Written problem:
Which lines have the string "Connection"? Copy all of them from the entries below.

== Data lines ==

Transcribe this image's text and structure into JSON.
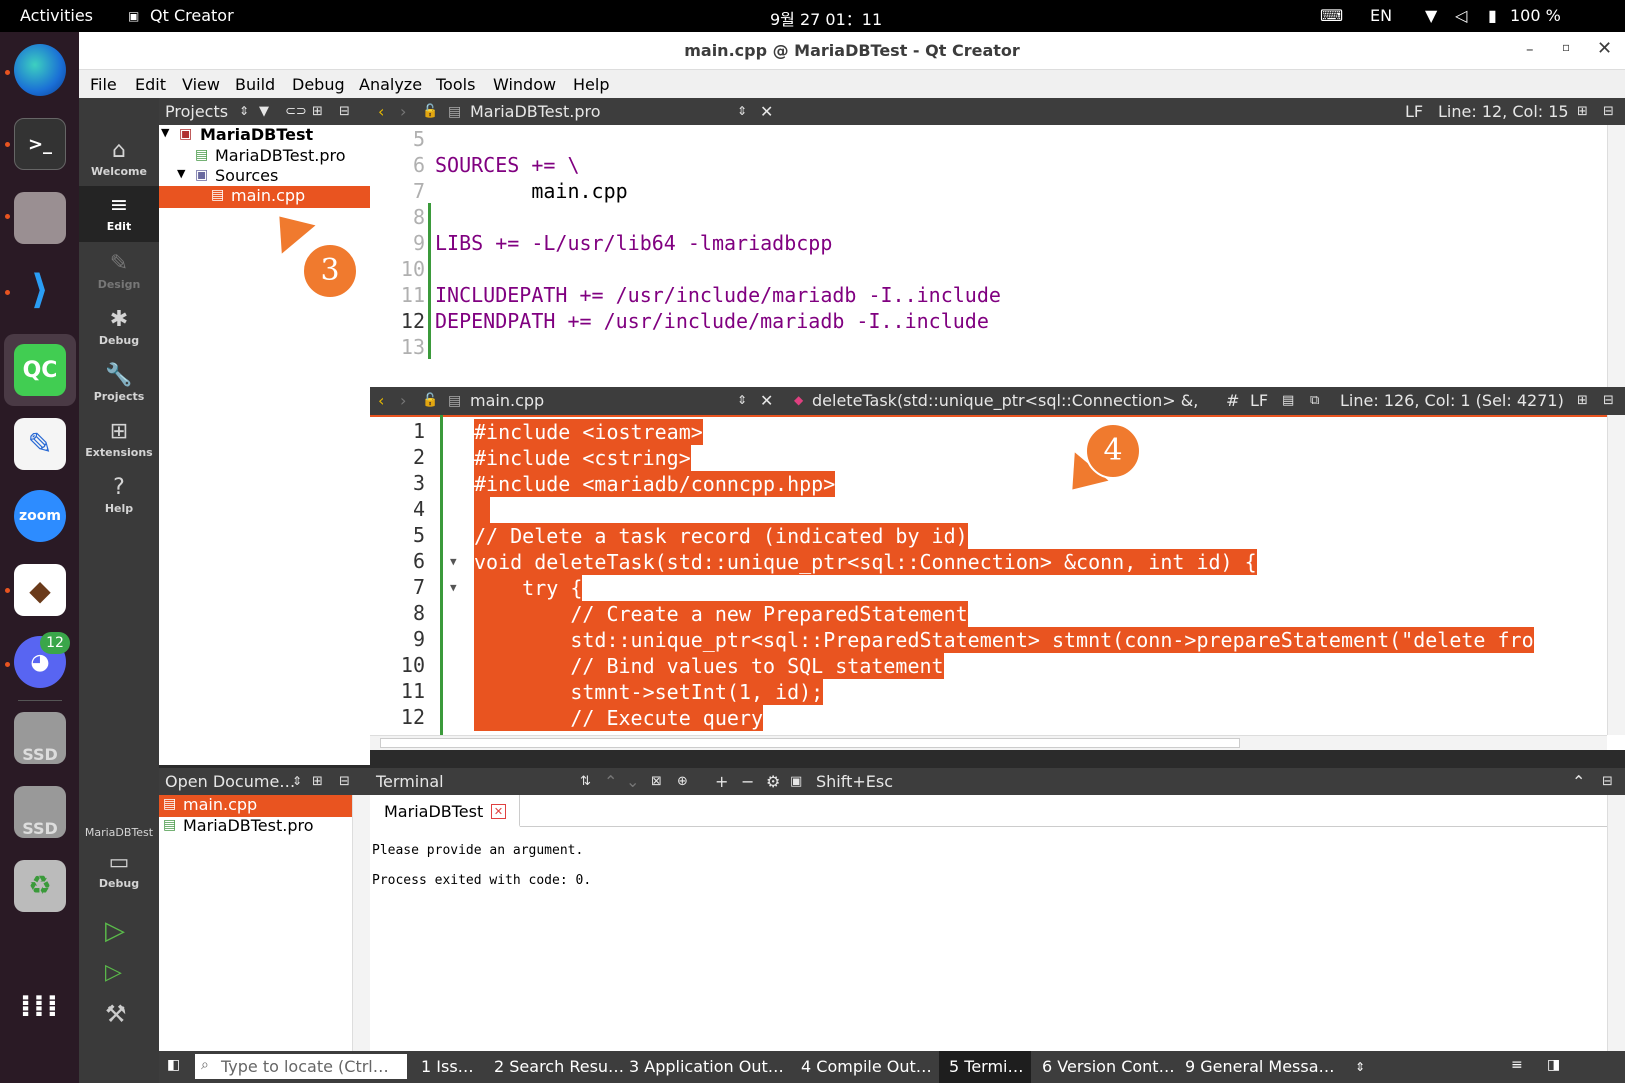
{
  "topbar": {
    "activities": "Activities",
    "app": "Qt Creator",
    "clock": "9월 27  01：11",
    "lang": "EN",
    "battery": "100 %"
  },
  "dock": {
    "discord_badge": "12",
    "ssd1": "SSD",
    "ssd2": "SSD",
    "zoom": "zoom",
    "qt": "QC"
  },
  "window": {
    "title": "main.cpp @ MariaDBTest - Qt Creator"
  },
  "menu": [
    "File",
    "Edit",
    "View",
    "Build",
    "Debug",
    "Analyze",
    "Tools",
    "Window",
    "Help"
  ],
  "modes": [
    {
      "label": "Welcome",
      "icon": "⌂"
    },
    {
      "label": "Edit",
      "icon": "≡"
    },
    {
      "label": "Design",
      "icon": "✎"
    },
    {
      "label": "Debug",
      "icon": "✱"
    },
    {
      "label": "Projects",
      "icon": "🔧"
    },
    {
      "label": "Extensions",
      "icon": "⊞"
    },
    {
      "label": "Help",
      "icon": "?"
    }
  ],
  "kit": {
    "project": "MariaDBTest",
    "mode": "Debug"
  },
  "projects": {
    "header": "Projects",
    "tree": [
      "MariaDBTest",
      "MariaDBTest.pro",
      "Sources",
      "main.cpp"
    ]
  },
  "editor_top": {
    "file": "MariaDBTest.pro",
    "status_lf": "LF",
    "status_pos": "Line: 12, Col: 15",
    "line_numbers": [
      "5",
      "6",
      "7",
      "8",
      "9",
      "10",
      "11",
      "12",
      "13"
    ],
    "lines": [
      "",
      "SOURCES += \\",
      "        main.cpp",
      "",
      "LIBS += -L/usr/lib64 -lmariadbcpp",
      "",
      "INCLUDEPATH += /usr/include/mariadb -I..include",
      "DEPENDPATH += /usr/include/mariadb -I..include",
      ""
    ]
  },
  "editor_bottom": {
    "file": "main.cpp",
    "symbol": "deleteTask(std::unique_ptr<sql::Connection> &, int…",
    "hash": "#",
    "status_lf": "LF",
    "status_pos": "Line: 126, Col: 1 (Sel: 4271)",
    "line_numbers": [
      "1",
      "2",
      "3",
      "4",
      "5",
      "6",
      "7",
      "8",
      "9",
      "10",
      "11",
      "12"
    ],
    "lines": [
      "#include <iostream>",
      "#include <cstring>",
      "#include <mariadb/conncpp.hpp>",
      " ",
      "// Delete a task record (indicated by id)",
      "void deleteTask(std::unique_ptr<sql::Connection> &conn, int id) {",
      "    try {",
      "        // Create a new PreparedStatement",
      "        std::unique_ptr<sql::PreparedStatement> stmnt(conn->prepareStatement(\"delete fro",
      "        // Bind values to SQL statement",
      "        stmnt->setInt(1, id);",
      "        // Execute query"
    ]
  },
  "open_docs": {
    "header": "Open Docume…",
    "items": [
      "main.cpp",
      "MariaDBTest.pro"
    ]
  },
  "terminal": {
    "header": "Terminal",
    "shortcut": "Shift+Esc",
    "tab": "MariaDBTest",
    "output": [
      "Please provide an argument.",
      "Process exited with code: 0."
    ]
  },
  "statusbar": {
    "locate_placeholder": "Type to locate (Ctrl…",
    "tabs": [
      "1  Iss…",
      "2  Search Resu…",
      "3  Application Out…",
      "4  Compile Out…",
      "5  Termi…",
      "6  Version Cont…",
      "9  General Messa…"
    ]
  },
  "callouts": [
    "3",
    "4"
  ]
}
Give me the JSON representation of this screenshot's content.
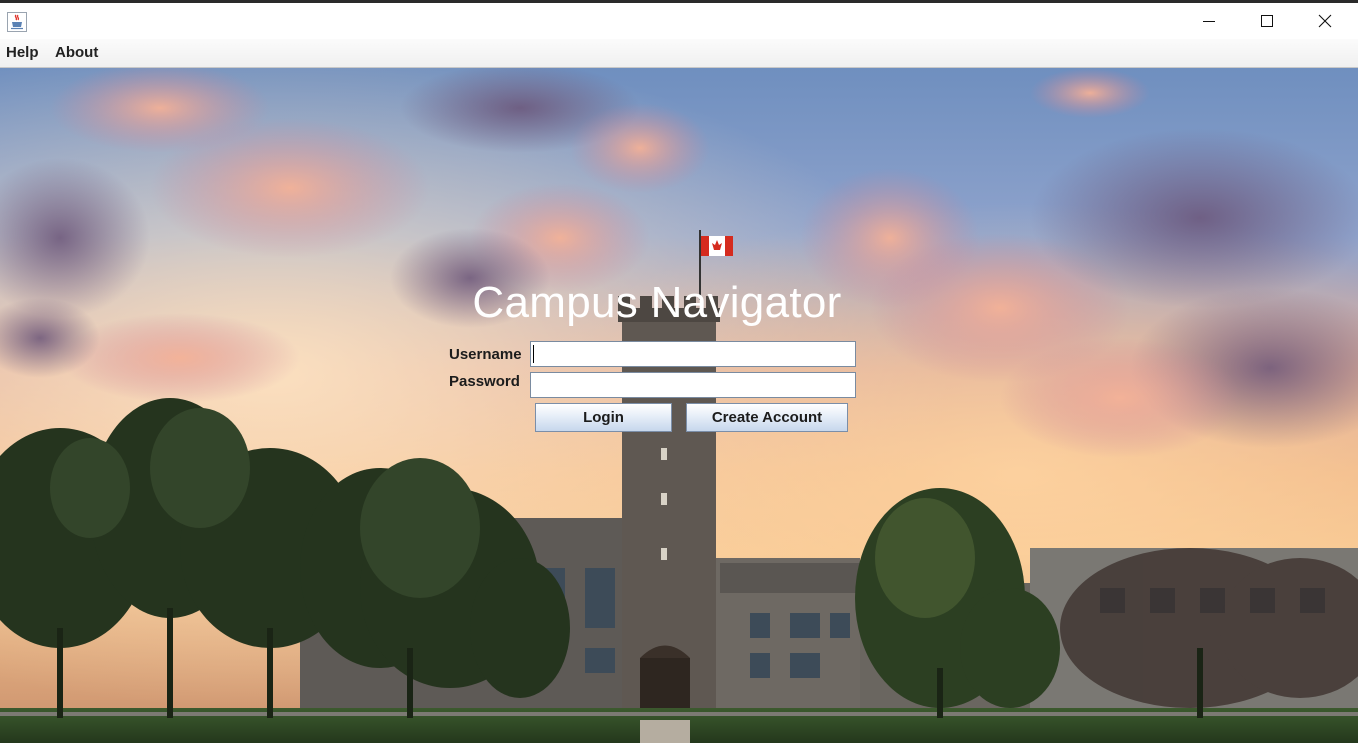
{
  "window": {
    "icon": "java-cup-icon",
    "controls": {
      "minimize": "minimize-icon",
      "maximize": "maximize-icon",
      "close": "close-icon"
    }
  },
  "menu": {
    "items": [
      {
        "label": "Help"
      },
      {
        "label": "About"
      }
    ]
  },
  "login": {
    "title": "Campus Navigator",
    "username_label": "Username",
    "username_value": "",
    "password_label": "Password",
    "password_value": "",
    "login_button": "Login",
    "create_account_button": "Create Account"
  },
  "colors": {
    "accent_button_top": "#ffffff",
    "accent_button_bottom": "#c7d7ec",
    "title_text": "#ffffff"
  }
}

===

Answer:
    "symbol": "deleteTask(std::unique_ptr<sql::Connection> &, int…",
      "void deleteTask(std::unique_ptr<sql::Connection> &conn, int id) {",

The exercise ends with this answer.